Brief = Output the data exactly, with every line intact.

Record list =

----

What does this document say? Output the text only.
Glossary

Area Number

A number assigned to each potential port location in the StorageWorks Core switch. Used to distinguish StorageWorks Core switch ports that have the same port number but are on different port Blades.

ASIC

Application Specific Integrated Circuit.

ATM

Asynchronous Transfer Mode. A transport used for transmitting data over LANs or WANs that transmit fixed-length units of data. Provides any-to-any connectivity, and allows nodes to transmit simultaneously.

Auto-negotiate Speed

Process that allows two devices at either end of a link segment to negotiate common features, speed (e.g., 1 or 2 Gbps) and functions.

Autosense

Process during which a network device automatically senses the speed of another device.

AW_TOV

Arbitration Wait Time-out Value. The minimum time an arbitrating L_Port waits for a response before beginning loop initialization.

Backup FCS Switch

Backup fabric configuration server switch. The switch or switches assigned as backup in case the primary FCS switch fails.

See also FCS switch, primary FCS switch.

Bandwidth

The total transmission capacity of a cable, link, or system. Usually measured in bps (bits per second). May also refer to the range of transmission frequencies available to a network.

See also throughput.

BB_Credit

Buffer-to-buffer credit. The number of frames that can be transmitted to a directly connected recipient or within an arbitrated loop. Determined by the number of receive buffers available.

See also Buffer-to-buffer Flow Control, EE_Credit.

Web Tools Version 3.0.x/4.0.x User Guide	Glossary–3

----

The solution =
What does this document say? Output the text only.
Glossary

Area Number

A number assigned to each potential port location in the StorageWorks Core switch. Used to distinguish StorageWorks Core switch ports that have the same port number but are on different port Blades.

ASIC

Application Specific Integrated Circuit.

ATM

Asynchronous Transfer Mode. A transport used for transmitting data over LANs or WANs that transmit fixed-length units of data. Provides any-to-any connectivity, and allows nodes to transmit simultaneously.

Auto-negotiate Speed

Process that allows two devices at either end of a link segment to negotiate common features, speed (e.g., 1 or 2 Gbps) and functions.

Autosense

Process during which a network device automatically senses the speed of another device.

AW_TOV

Arbitration Wait Time-out Value. The minimum time an arbitrating L_Port waits for a response before beginning loop initialization.

Backup FCS Switch

Backup fabric configuration server switch. The switch or switches assigned as backup in case the primary FCS switch fails.

See also FCS switch, primary FCS switch.

Bandwidth

The total transmission capacity of a cable, link, or system. Usually measured in bps (bits per second). May also refer to the range of transmission frequencies available to a network.

See also throughput.

BB_Credit

Buffer-to-buffer credit. The number of frames that can be transmitted to a directly connected recipient or within an arbitrated loop. Determined by the number of receive buffers available.

See also Buffer-to-buffer Flow Control, EE_Credit.

Web Tools Version 3.0.x/4.0.x User Guide	Glossary–3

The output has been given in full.